── Supplied material

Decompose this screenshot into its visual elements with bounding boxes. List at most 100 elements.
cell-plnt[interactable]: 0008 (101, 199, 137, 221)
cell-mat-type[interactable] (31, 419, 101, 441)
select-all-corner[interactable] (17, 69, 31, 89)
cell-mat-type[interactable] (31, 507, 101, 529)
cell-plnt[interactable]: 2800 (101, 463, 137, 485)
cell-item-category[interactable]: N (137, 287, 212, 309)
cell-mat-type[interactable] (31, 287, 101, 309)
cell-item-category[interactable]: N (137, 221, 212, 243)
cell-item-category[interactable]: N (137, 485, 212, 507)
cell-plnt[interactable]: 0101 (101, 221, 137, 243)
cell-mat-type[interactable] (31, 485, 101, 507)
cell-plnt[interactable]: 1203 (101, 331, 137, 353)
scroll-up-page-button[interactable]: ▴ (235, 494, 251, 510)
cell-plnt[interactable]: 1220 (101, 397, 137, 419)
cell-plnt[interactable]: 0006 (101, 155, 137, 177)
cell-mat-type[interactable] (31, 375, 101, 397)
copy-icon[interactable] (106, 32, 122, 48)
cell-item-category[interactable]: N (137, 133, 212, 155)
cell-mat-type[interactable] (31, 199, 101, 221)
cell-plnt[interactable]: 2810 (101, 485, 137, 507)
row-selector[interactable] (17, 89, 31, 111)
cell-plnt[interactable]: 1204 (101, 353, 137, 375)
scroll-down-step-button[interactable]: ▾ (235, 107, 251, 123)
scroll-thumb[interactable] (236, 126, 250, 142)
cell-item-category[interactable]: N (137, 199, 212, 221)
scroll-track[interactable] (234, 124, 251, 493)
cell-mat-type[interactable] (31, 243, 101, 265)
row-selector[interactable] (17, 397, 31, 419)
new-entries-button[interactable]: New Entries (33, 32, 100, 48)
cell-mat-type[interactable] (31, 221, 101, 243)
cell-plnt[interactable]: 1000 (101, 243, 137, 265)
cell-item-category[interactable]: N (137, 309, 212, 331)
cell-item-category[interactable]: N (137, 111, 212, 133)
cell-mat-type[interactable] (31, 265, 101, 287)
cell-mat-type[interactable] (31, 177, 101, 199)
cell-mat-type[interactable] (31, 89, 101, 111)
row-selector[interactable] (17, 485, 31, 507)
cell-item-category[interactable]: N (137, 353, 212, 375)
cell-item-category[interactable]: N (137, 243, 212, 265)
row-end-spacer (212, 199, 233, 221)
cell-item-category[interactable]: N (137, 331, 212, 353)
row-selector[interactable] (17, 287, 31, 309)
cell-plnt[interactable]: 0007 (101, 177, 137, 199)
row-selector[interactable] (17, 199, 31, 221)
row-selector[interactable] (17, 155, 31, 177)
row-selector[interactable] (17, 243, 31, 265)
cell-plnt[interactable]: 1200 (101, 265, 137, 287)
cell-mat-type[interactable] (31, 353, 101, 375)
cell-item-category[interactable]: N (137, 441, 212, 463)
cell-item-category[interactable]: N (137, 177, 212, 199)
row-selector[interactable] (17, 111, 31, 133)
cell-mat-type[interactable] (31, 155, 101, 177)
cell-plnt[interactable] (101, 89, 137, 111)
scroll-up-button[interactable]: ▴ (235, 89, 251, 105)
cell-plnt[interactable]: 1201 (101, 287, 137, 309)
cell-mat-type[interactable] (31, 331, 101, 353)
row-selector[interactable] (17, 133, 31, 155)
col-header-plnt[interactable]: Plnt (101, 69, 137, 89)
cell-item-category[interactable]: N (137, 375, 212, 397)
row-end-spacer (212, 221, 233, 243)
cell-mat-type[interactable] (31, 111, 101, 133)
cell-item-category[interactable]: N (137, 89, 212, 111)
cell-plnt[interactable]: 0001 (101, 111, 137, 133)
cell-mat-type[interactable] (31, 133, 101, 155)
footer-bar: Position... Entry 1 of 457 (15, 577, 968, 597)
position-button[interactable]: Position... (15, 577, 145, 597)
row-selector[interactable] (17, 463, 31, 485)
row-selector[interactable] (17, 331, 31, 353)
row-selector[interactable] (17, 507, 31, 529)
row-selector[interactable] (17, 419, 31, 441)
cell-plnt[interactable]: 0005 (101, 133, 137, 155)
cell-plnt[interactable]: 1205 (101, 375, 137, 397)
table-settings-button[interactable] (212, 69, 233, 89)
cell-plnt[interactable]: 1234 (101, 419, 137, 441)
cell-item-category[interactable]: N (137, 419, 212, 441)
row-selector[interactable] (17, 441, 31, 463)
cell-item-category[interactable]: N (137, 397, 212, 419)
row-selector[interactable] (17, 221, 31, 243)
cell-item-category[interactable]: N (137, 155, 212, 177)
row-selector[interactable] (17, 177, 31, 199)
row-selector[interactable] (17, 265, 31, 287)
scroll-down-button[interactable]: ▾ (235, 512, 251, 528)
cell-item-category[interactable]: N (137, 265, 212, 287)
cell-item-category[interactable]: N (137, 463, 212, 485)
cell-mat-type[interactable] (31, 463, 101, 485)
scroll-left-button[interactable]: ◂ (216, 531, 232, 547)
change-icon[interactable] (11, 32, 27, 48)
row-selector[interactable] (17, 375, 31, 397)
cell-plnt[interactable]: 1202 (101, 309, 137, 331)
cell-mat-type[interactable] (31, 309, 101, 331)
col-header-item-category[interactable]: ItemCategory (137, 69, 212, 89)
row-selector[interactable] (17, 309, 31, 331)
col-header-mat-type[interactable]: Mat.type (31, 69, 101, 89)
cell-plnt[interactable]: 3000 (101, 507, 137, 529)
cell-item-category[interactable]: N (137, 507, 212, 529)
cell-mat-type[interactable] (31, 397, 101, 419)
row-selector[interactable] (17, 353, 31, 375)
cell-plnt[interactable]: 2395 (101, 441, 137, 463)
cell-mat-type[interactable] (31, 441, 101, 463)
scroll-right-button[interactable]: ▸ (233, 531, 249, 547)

────

Problem to work on:
Copy out everything in the listing above, from its first line down to the line containing "cell-item-category[interactable]: N (137, 485, 212, 507)", with both of those lines included.

Finished task:
Decompose this screenshot into its visual elements with bounding boxes. List at most 100 elements.
cell-plnt[interactable]: 0008 (101, 199, 137, 221)
cell-mat-type[interactable] (31, 419, 101, 441)
select-all-corner[interactable] (17, 69, 31, 89)
cell-mat-type[interactable] (31, 507, 101, 529)
cell-plnt[interactable]: 2800 (101, 463, 137, 485)
cell-item-category[interactable]: N (137, 287, 212, 309)
cell-mat-type[interactable] (31, 287, 101, 309)
cell-item-category[interactable]: N (137, 221, 212, 243)
cell-item-category[interactable]: N (137, 485, 212, 507)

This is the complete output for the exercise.